§ Exercise
Each line of the material must be repeated precisely, with the pictures left out.

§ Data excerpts

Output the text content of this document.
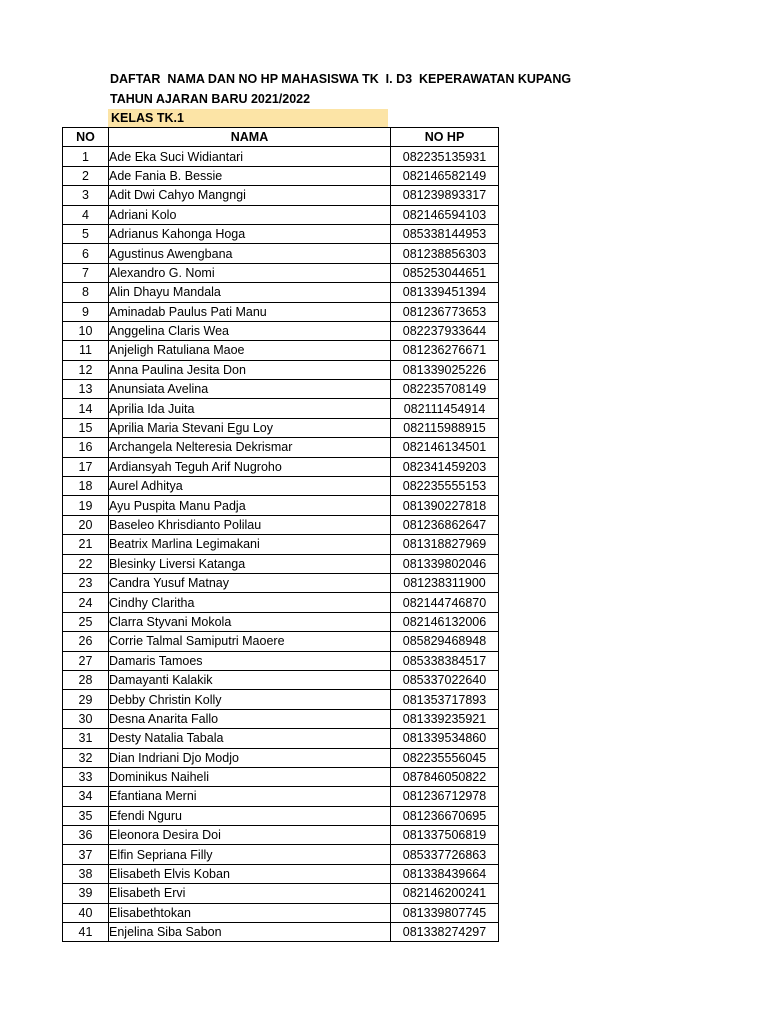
DAFTAR  NAMA DAN NO HP MAHASISWA TK  I. D3  KEPERAWATAN KUPANG
TAHUN AJARAN BARU 2021/2022
KELAS TK.1
NO	NAMA	NO HP
1	Ade Eka Suci Widiantari	082235135931
2	Ade Fania B. Bessie	082146582149
3	Adit Dwi Cahyo Mangngi	081239893317
4	Adriani Kolo	082146594103
5	Adrianus Kahonga Hoga	085338144953
6	Agustinus Awengbana	081238856303
7	Alexandro G. Nomi	085253044651
8	Alin Dhayu Mandala	081339451394
9	Aminadab Paulus Pati Manu	081236773653
10	Anggelina Claris Wea	082237933644
11	Anjeligh Ratuliana Maoe	081236276671
12	Anna Paulina Jesita Don	081339025226
13	Anunsiata Avelina	082235708149
14	Aprilia Ida Juita	082111454914
15	Aprilia Maria Stevani Egu Loy	082115988915
16	Archangela Nelteresia Dekrismar	082146134501
17	Ardiansyah Teguh Arif Nugroho	082341459203
18	Aurel Adhitya	082235555153
19	Ayu Puspita Manu Padja	081390227818
20	Baseleo Khrisdianto Polilau	081236862647
21	Beatrix Marlina Legimakani	081318827969
22	Blesinky Liversi Katanga	081339802046
23	Candra Yusuf Matnay	081238311900
24	Cindhy Claritha	082144746870
25	Clarra Styvani Mokola	082146132006
26	Corrie Talmal Samiputri Maoere	085829468948
27	Damaris Tamoes	085338384517
28	Damayanti Kalakik	085337022640
29	Debby Christin Kolly	081353717893
30	Desna Anarita Fallo	081339235921
31	Desty Natalia Tabala	081339534860
32	Dian Indriani Djo Modjo	082235556045
33	Dominikus Naiheli	087846050822
34	Efantiana Merni	081236712978
35	Efendi Nguru	081236670695
36	Eleonora Desira Doi	081337506819
37	Elfin Sepriana Filly	085337726863
38	Elisabeth Elvis Koban	081338439664
39	Elisabeth Ervi	082146200241
40	Elisabethtokan	081339807745
41	Enjelina Siba Sabon	081338274297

§ Problem solution
Output the text content of this document.
DAFTAR  NAMA DAN NO HP MAHASISWA TK  I. D3  KEPERAWATAN KUPANG
TAHUN AJARAN BARU 2021/2022
KELAS TK.1
NO	NAMA	NO HP
1	Ade Eka Suci Widiantari	082235135931
2	Ade Fania B. Bessie	082146582149
3	Adit Dwi Cahyo Mangngi	081239893317
4	Adriani Kolo	082146594103
5	Adrianus Kahonga Hoga	085338144953
6	Agustinus Awengbana	081238856303
7	Alexandro G. Nomi	085253044651
8	Alin Dhayu Mandala	081339451394
9	Aminadab Paulus Pati Manu	081236773653
10	Anggelina Claris Wea	082237933644
11	Anjeligh Ratuliana Maoe	081236276671
12	Anna Paulina Jesita Don	081339025226
13	Anunsiata Avelina	082235708149
14	Aprilia Ida Juita	082111454914
15	Aprilia Maria Stevani Egu Loy	082115988915
16	Archangela Nelteresia Dekrismar	082146134501
17	Ardiansyah Teguh Arif Nugroho	082341459203
18	Aurel Adhitya	082235555153
19	Ayu Puspita Manu Padja	081390227818
20	Baseleo Khrisdianto Polilau	081236862647
21	Beatrix Marlina Legimakani	081318827969
22	Blesinky Liversi Katanga	081339802046
23	Candra Yusuf Matnay	081238311900
24	Cindhy Claritha	082144746870
25	Clarra Styvani Mokola	082146132006
26	Corrie Talmal Samiputri Maoere	085829468948
27	Damaris Tamoes	085338384517
28	Damayanti Kalakik	085337022640
29	Debby Christin Kolly	081353717893
30	Desna Anarita Fallo	081339235921
31	Desty Natalia Tabala	081339534860
32	Dian Indriani Djo Modjo	082235556045
33	Dominikus Naiheli	087846050822
34	Efantiana Merni	081236712978
35	Efendi Nguru	081236670695
36	Eleonora Desira Doi	081337506819
37	Elfin Sepriana Filly	085337726863
38	Elisabeth Elvis Koban	081338439664
39	Elisabeth Ervi	082146200241
40	Elisabethtokan	081339807745
41	Enjelina Siba Sabon	081338274297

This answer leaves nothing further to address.